* _TASK PROMPT_: In the blog post about titling a book, find every title idea in the bulleted brainstorm list that includes the word "stewarding." Quote each one in full.

* _EXCERPT_:
==================================================

How do you title a book well?

Published by Nancy White under technology stewardship

We are down to the little things to finish up our book, which is currently titled “Stewarding Technology for Communities of Practice.” Some of the feedback we’ve gotten from our friends is that the title is… well…. BORING!

Today we sat and brainstormed on the phone. We are struggling to come up with something more interesting. Our requirements are that the title express what the book is about, and if we get clever, we have to get REALLY clever. Half-clever just won’t do. If we go with some clever title, the subtitles will most likely be something like “stewarding technology for communities of practice…”

To give you an example of our challenges, here is the result of our brainstorms!

  • A-mazing
  • Beyond geekiness
  • Bridging the tech divide:Stewarding technology for communities of practice in the connected era
  • Bridging worlds; stewarding technology for communities of practice
  • Building community homes…
  • Communities on steroids
  • Community bridge builders of the 21st century
  • Compass and a friend: stewarding tech…. (ref to orientations)
  • Community lighthouses I’ve known and loved and navigated by
  • Connect me, baby….
  • Connecting the tech dots for communities of practice
  • Creating a new practice
  • Creating community landscapes
  • Dial me in baby
  • Exploding communities Image of fireworks, big, expanding outwards
  • I’m not such an idiot
  • It’s all local….

==================================================

* _DATASET CONTENT_:

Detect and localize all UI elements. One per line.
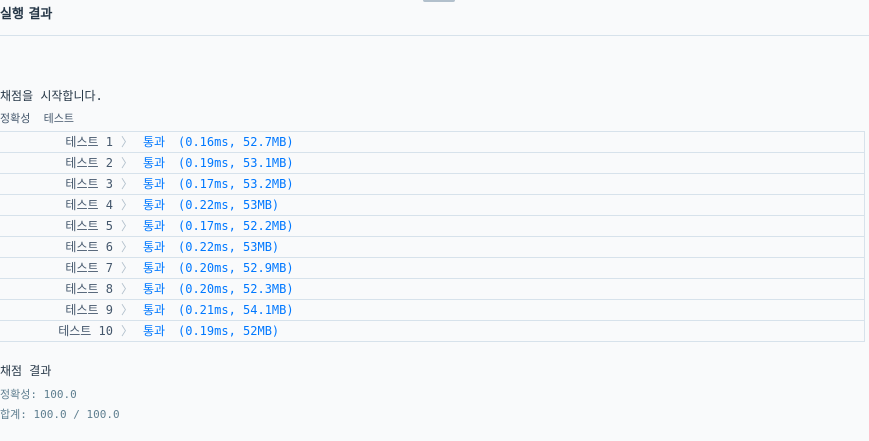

==================================================

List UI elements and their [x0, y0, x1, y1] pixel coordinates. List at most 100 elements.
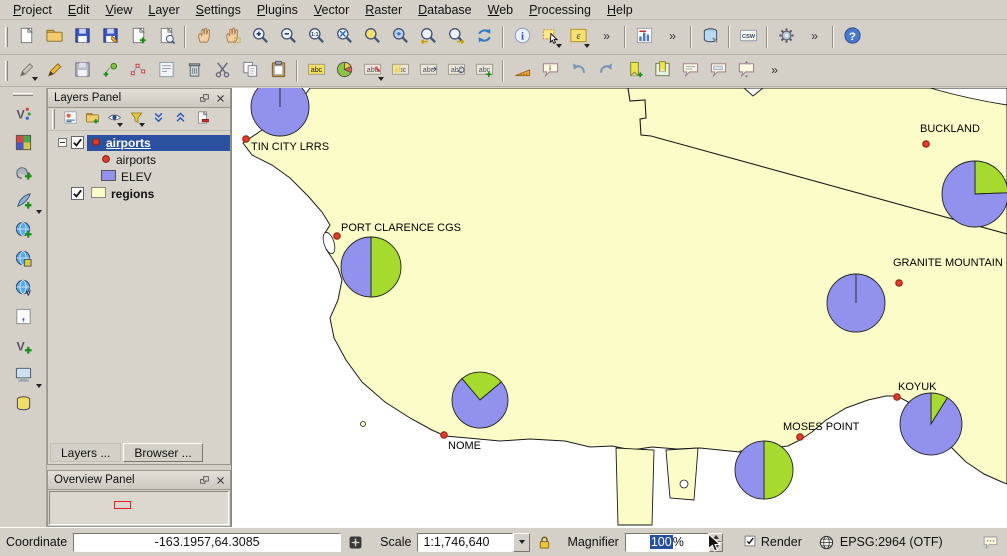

==================================================

* _RESPONSE_:
- Bridging the tech divide:Stewarding technology for communities of practice in the connected era
- Bridging worlds; stewarding technology for communities of practice
- Compass and a friend: stewarding tech…. (ref to orientations)